[Dataset records on visual material]
>>>>>

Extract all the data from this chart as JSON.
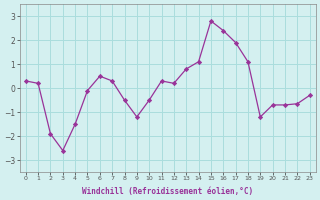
{
  "x": [
    0,
    1,
    2,
    3,
    4,
    5,
    6,
    7,
    8,
    9,
    10,
    11,
    12,
    13,
    14,
    15,
    16,
    17,
    18,
    19,
    20,
    21,
    22,
    23
  ],
  "y": [
    0.3,
    0.2,
    -1.9,
    -2.6,
    -1.5,
    -0.1,
    0.5,
    0.3,
    -0.5,
    -1.2,
    -0.5,
    0.3,
    0.2,
    0.8,
    1.1,
    2.8,
    2.4,
    1.9,
    1.1,
    -1.2,
    -0.7,
    -0.7,
    -0.65,
    -0.3
  ],
  "line_color": "#993399",
  "marker_color": "#993399",
  "bg_color": "#d4f0f0",
  "grid_color": "#aadddd",
  "xlabel": "Windchill (Refroidissement éolien,°C)",
  "yticks": [
    -3,
    -2,
    -1,
    0,
    1,
    2,
    3
  ],
  "xticks": [
    0,
    1,
    2,
    3,
    4,
    5,
    6,
    7,
    8,
    9,
    10,
    11,
    12,
    13,
    14,
    15,
    16,
    17,
    18,
    19,
    20,
    21,
    22,
    23
  ],
  "ylim": [
    -3.5,
    3.5
  ],
  "xlim": [
    -0.5,
    23.5
  ]
}
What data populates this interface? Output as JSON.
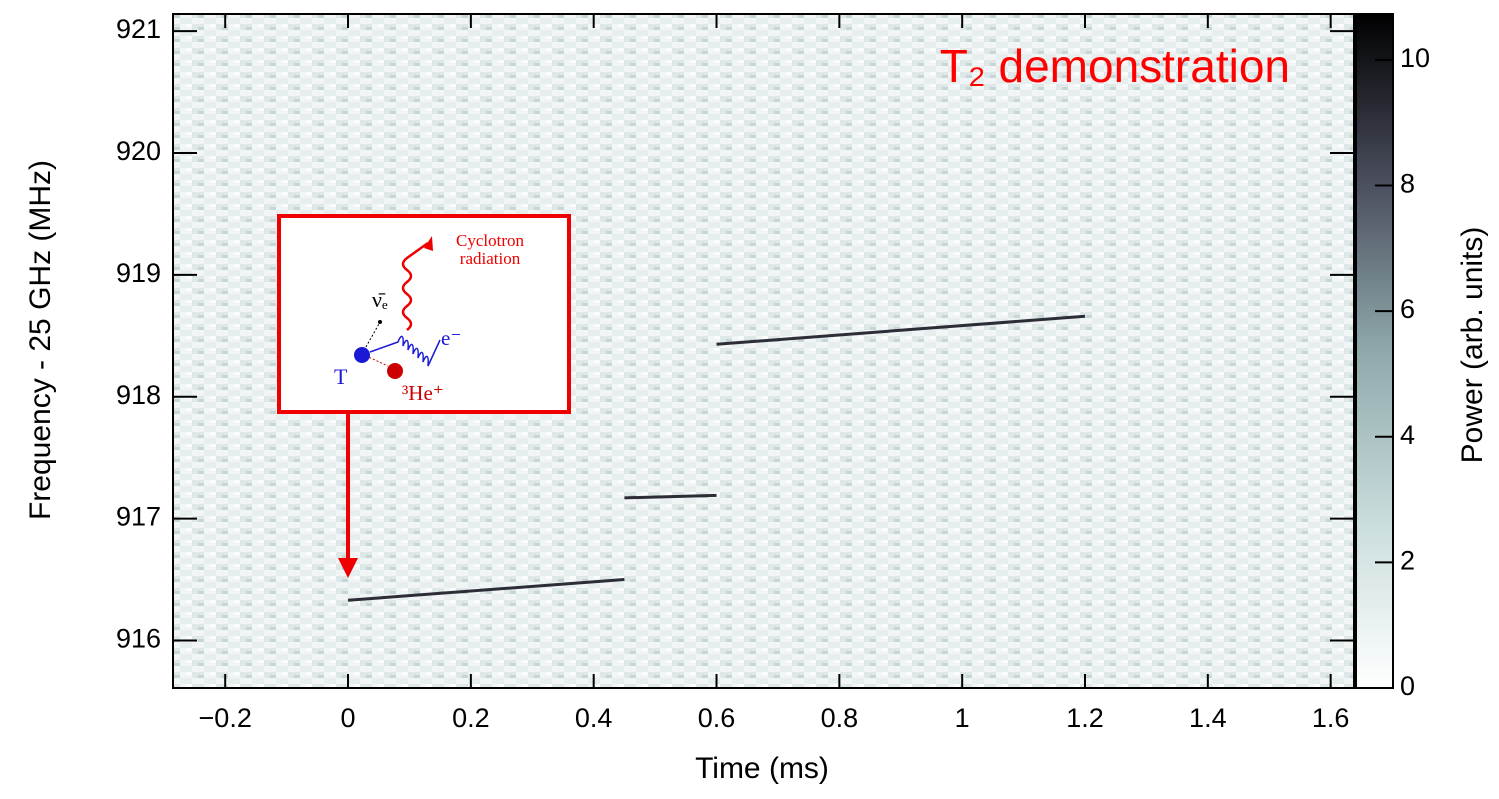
{
  "chart_data": {
    "type": "spectrogram",
    "xlabel": "Time (ms)",
    "ylabel": "Frequency - 25 GHz (MHz)",
    "colorbar_label": "Power (arb. units)",
    "annotation": "T₂ demonstration",
    "annotation_color": "#ff0000",
    "xlim": [
      -0.285,
      1.638
    ],
    "ylim": [
      915.61,
      921.14
    ],
    "clim": [
      0,
      10.73
    ],
    "xticks": [
      {
        "value": -0.2,
        "label": "−0.2"
      },
      0,
      0.2,
      0.4,
      0.6,
      0.8,
      1,
      1.2,
      1.4,
      1.6
    ],
    "yticks": [
      916,
      917,
      918,
      919,
      920,
      921
    ],
    "cticks": [
      0,
      2,
      4,
      6,
      8,
      10
    ],
    "colormap": [
      "#ffffff",
      "#c9dcdc",
      "#8fa9ab",
      "#4a4e5e",
      "#000000"
    ],
    "tracks": [
      {
        "x": [
          0,
          0.45
        ],
        "values": [
          916.33,
          916.5
        ],
        "color": "#2d2d38"
      },
      {
        "x": [
          0.45,
          0.6
        ],
        "values": [
          917.17,
          917.19
        ],
        "color": "#2d2d38"
      },
      {
        "x": [
          0.6,
          1.2
        ],
        "values": [
          918.43,
          918.66
        ],
        "color": "#2d2d38"
      }
    ],
    "inset": {
      "radiation": "Cyclotron radiation",
      "neutrino": "ν̄ₑ",
      "electron": "e⁻",
      "tritium": "T",
      "helium": "³He⁺"
    }
  }
}
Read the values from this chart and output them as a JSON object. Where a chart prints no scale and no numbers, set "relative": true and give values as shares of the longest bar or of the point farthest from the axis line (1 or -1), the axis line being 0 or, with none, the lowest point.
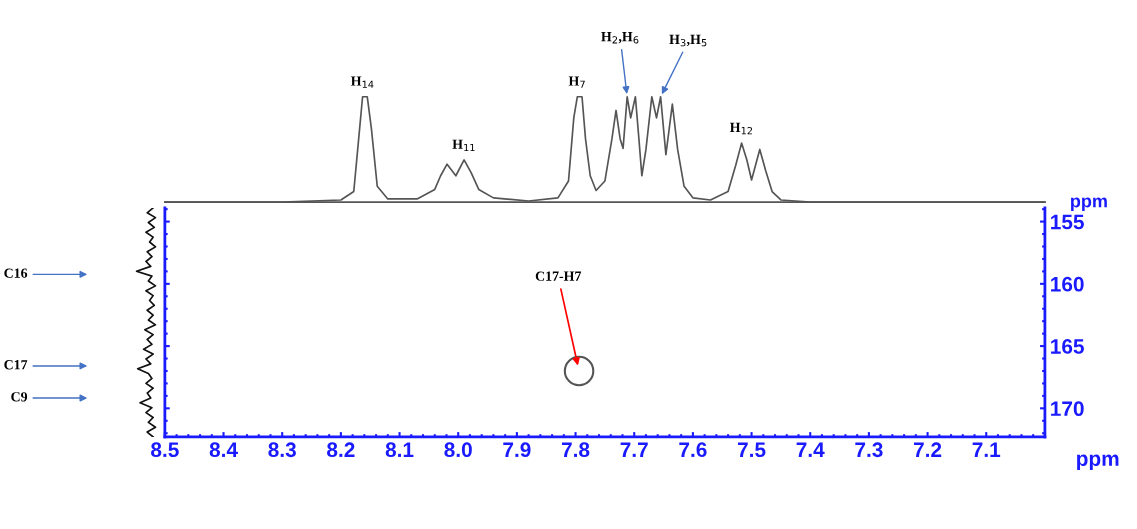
{
  "chart_data": [
    {
      "type": "line",
      "relative": true,
      "tick_labels": false,
      "xlim": [
        8.5,
        7.0
      ],
      "xticks": [
        8.5,
        8.4,
        8.3,
        8.2,
        8.1,
        8.0,
        7.9,
        7.8,
        7.7,
        7.6,
        7.5,
        7.4,
        7.3,
        7.2,
        7.1
      ],
      "series": [
        {
          "color": "#555555",
          "x": [
            8.5,
            8.3,
            8.2,
            8.178,
            8.168,
            8.163,
            8.155,
            8.148,
            8.138,
            8.12,
            8.07,
            8.04,
            8.03,
            8.019,
            8.004,
            7.99,
            7.978,
            7.965,
            7.94,
            7.88,
            7.83,
            7.812,
            7.803,
            7.797,
            7.789,
            7.783,
            7.775,
            7.765,
            7.75,
            7.738,
            7.731,
            7.724,
            7.719,
            7.712,
            7.706,
            7.698,
            7.692,
            7.687,
            7.68,
            7.67,
            7.662,
            7.655,
            7.646,
            7.635,
            7.626,
            7.615,
            7.6,
            7.57,
            7.54,
            7.527,
            7.517,
            7.508,
            7.5,
            7.486,
            7.476,
            7.465,
            7.45,
            7.4,
            7.2,
            7.0
          ],
          "values": [
            0,
            0,
            0.02,
            0.1,
            0.7,
            1,
            1,
            0.7,
            0.15,
            0.03,
            0.03,
            0.12,
            0.25,
            0.36,
            0.25,
            0.4,
            0.28,
            0.12,
            0.04,
            0.01,
            0.04,
            0.2,
            0.8,
            1,
            1,
            0.6,
            0.25,
            0.11,
            0.2,
            0.6,
            0.87,
            0.6,
            0.51,
            1,
            0.8,
            1,
            0.6,
            0.25,
            0.5,
            1,
            0.8,
            1,
            0.45,
            0.93,
            0.5,
            0.15,
            0.04,
            0.02,
            0.1,
            0.35,
            0.56,
            0.4,
            0.21,
            0.5,
            0.3,
            0.1,
            0.02,
            0,
            0,
            0
          ]
        }
      ],
      "annotations": [
        {
          "text": "H$_{14}$",
          "x": 8.163,
          "y": 1
        },
        {
          "text": "H$_{11}$",
          "x": 7.99,
          "y": 0.4
        },
        {
          "text": "H$_{7}$",
          "x": 7.797,
          "y": 1
        },
        {
          "text": "H$_{2}$,H$_{6}$",
          "x": 7.712,
          "y": 1
        },
        {
          "text": "H$_{3}$,H$_{5}$",
          "x": 7.655,
          "y": 1
        },
        {
          "text": "H$_{12}$",
          "x": 7.517,
          "y": 0.56
        }
      ]
    },
    {
      "type": "scatter",
      "xlim": [
        8.5,
        7.0
      ],
      "ylim": [
        172.3,
        153.9
      ],
      "xticks": [
        8.5,
        8.4,
        8.3,
        8.2,
        8.1,
        {
          "value": 8.0,
          "label": "8.0"
        },
        7.9,
        7.8,
        7.7,
        7.6,
        7.5,
        7.4,
        7.3,
        7.2,
        7.1
      ],
      "yticks": [
        155,
        160,
        165,
        170
      ],
      "xlabel": "ppm",
      "ylabel": "ppm",
      "marker": "circle",
      "series": [
        {
          "color": "#555555",
          "x": [
            7.794
          ],
          "values": [
            167.0
          ]
        }
      ],
      "annotations": [
        {
          "text": "C17-H7",
          "x": 7.794,
          "y": 167.0
        },
        "C16",
        "C17",
        "C9"
      ]
    }
  ]
}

<<<<<

(Directions): Transcribe the material as is, with images omitted.

(Answer to this exercise):
Extract all the data from this chart as JSON.
{
  "x": [
    0,
    1,
    2,
    3,
    4,
    5,
    6,
    7,
    8,
    9,
    10,
    11,
    12,
    13,
    14,
    15,
    16,
    17,
    18,
    19,
    20,
    21,
    22,
    23
  ],
  "y": [
    0.3,
    0.2,
    -1.9,
    -2.6,
    -1.5,
    -0.1,
    0.5,
    0.3,
    -0.5,
    -1.2,
    -0.5,
    0.3,
    0.2,
    0.8,
    1.1,
    2.8,
    2.4,
    1.9,
    1.1,
    -1.2,
    -0.7,
    -0.7,
    -0.65,
    -0.3
  ],
  "line_color": "#993399",
  "marker_color": "#993399",
  "bg_color": "#d4f0f0",
  "grid_color": "#aadddd",
  "xlabel": "Windchill (Refroidissement éolien,°C)",
  "yticks": [
    -3,
    -2,
    -1,
    0,
    1,
    2,
    3
  ],
  "xticks": [
    0,
    1,
    2,
    3,
    4,
    5,
    6,
    7,
    8,
    9,
    10,
    11,
    12,
    13,
    14,
    15,
    16,
    17,
    18,
    19,
    20,
    21,
    22,
    23
  ],
  "ylim": [
    -3.5,
    3.5
  ],
  "xlim": [
    -0.5,
    23.5
  ]
}
What data populates this interface? Output as JSON.
{
  "chart_data": {
    "type": "spectrogram",
    "xlabel": "Time (ms)",
    "ylabel": "Frequency - 25 GHz (MHz)",
    "colorbar_label": "Power (arb. units)",
    "annotation": "T₂ demonstration",
    "annotation_color": "#ff0000",
    "xlim": [
      -0.285,
      1.638
    ],
    "ylim": [
      915.61,
      921.14
    ],
    "clim": [
      0,
      10.73
    ],
    "xticks": [
      {
        "value": -0.2,
        "label": "−0.2"
      },
      0,
      0.2,
      0.4,
      0.6,
      0.8,
      1,
      1.2,
      1.4,
      1.6
    ],
    "yticks": [
      916,
      917,
      918,
      919,
      920,
      921
    ],
    "cticks": [
      0,
      2,
      4,
      6,
      8,
      10
    ],
    "colormap": [
      "#ffffff",
      "#c9dcdc",
      "#8fa9ab",
      "#4a4e5e",
      "#000000"
    ],
    "tracks": [
      {
        "x": [
          0,
          0.45
        ],
        "values": [
          916.33,
          916.5
        ],
        "color": "#2d2d38"
      },
      {
        "x": [
          0.45,
          0.6
        ],
        "values": [
          917.17,
          917.19
        ],
        "color": "#2d2d38"
      },
      {
        "x": [
          0.6,
          1.2
        ],
        "values": [
          918.43,
          918.66
        ],
        "color": "#2d2d38"
      }
    ],
    "inset": {
      "radiation": "Cyclotron radiation",
      "neutrino": "ν̄ₑ",
      "electron": "e⁻",
      "tritium": "T",
      "helium": "³He⁺"
    }
  }
}
Read the values from this chart and output them as a JSON object. Where a chart prints no scale and no numbers, set "relative": true and give values as shares of the longest bar or of the point farthest from the axis line (1 or -1), the axis line being 0 or, with none, the lowest point.
{
  "chart_data": [
    {
      "type": "line",
      "relative": true,
      "tick_labels": false,
      "xlim": [
        8.5,
        7.0
      ],
      "xticks": [
        8.5,
        8.4,
        8.3,
        8.2,
        8.1,
        8.0,
        7.9,
        7.8,
        7.7,
        7.6,
        7.5,
        7.4,
        7.3,
        7.2,
        7.1
      ],
      "series": [
        {
          "color": "#555555",
          "x": [
            8.5,
            8.3,
            8.2,
            8.178,
            8.168,
            8.163,
            8.155,
            8.148,
            8.138,
            8.12,
            8.07,
            8.04,
            8.03,
            8.019,
            8.004,
            7.99,
            7.978,
            7.965,
            7.94,
            7.88,
            7.83,
            7.812,
            7.803,
            7.797,
            7.789,
            7.783,
            7.775,
            7.765,
            7.75,
            7.738,
            7.731,
            7.724,
            7.719,
            7.712,
            7.706,
            7.698,
            7.692,
            7.687,
            7.68,
            7.67,
            7.662,
            7.655,
            7.646,
            7.635,
            7.626,
            7.615,
            7.6,
            7.57,
            7.54,
            7.527,
            7.517,
            7.508,
            7.5,
            7.486,
            7.476,
            7.465,
            7.45,
            7.4,
            7.2,
            7.0
          ],
          "values": [
            0,
            0,
            0.02,
            0.1,
            0.7,
            1,
            1,
            0.7,
            0.15,
            0.03,
            0.03,
            0.12,
            0.25,
            0.36,
            0.25,
            0.4,
            0.28,
            0.12,
            0.04,
            0.01,
            0.04,
            0.2,
            0.8,
            1,
            1,
            0.6,
            0.25,
            0.11,
            0.2,
            0.6,
            0.87,
            0.6,
            0.51,
            1,
            0.8,
            1,
            0.6,
            0.25,
            0.5,
            1,
            0.8,
            1,
            0.45,
            0.93,
            0.5,
            0.15,
            0.04,
            0.02,
            0.1,
            0.35,
            0.56,
            0.4,
            0.21,
            0.5,
            0.3,
            0.1,
            0.02,
            0,
            0,
            0
          ]
        }
      ],
      "annotations": [
        {
          "text": "H$_{14}$",
          "x": 8.163,
          "y": 1
        },
        {
          "text": "H$_{11}$",
          "x": 7.99,
          "y": 0.4
        },
        {
          "text": "H$_{7}$",
          "x": 7.797,
          "y": 1
        },
        {
          "text": "H$_{2}$,H$_{6}$",
          "x": 7.712,
          "y": 1
        },
        {
          "text": "H$_{3}$,H$_{5}$",
          "x": 7.655,
          "y": 1
        },
        {
          "text": "H$_{12}$",
          "x": 7.517,
          "y": 0.56
        }
      ]
    },
    {
      "type": "scatter",
      "xlim": [
        8.5,
        7.0
      ],
      "ylim": [
        172.3,
        153.9
      ],
      "xticks": [
        8.5,
        8.4,
        8.3,
        8.2,
        8.1,
        {
          "value": 8.0,
          "label": "8.0"
        },
        7.9,
        7.8,
        7.7,
        7.6,
        7.5,
        7.4,
        7.3,
        7.2,
        7.1
      ],
      "yticks": [
        155,
        160,
        165,
        170
      ],
      "xlabel": "ppm",
      "ylabel": "ppm",
      "marker": "circle",
      "series": [
        {
          "color": "#555555",
          "x": [
            7.794
          ],
          "values": [
            167.0
          ]
        }
      ],
      "annotations": [
        {
          "text": "C17-H7",
          "x": 7.794,
          "y": 167.0
        },
        "C16",
        "C17",
        "C9"
      ]
    }
  ]
}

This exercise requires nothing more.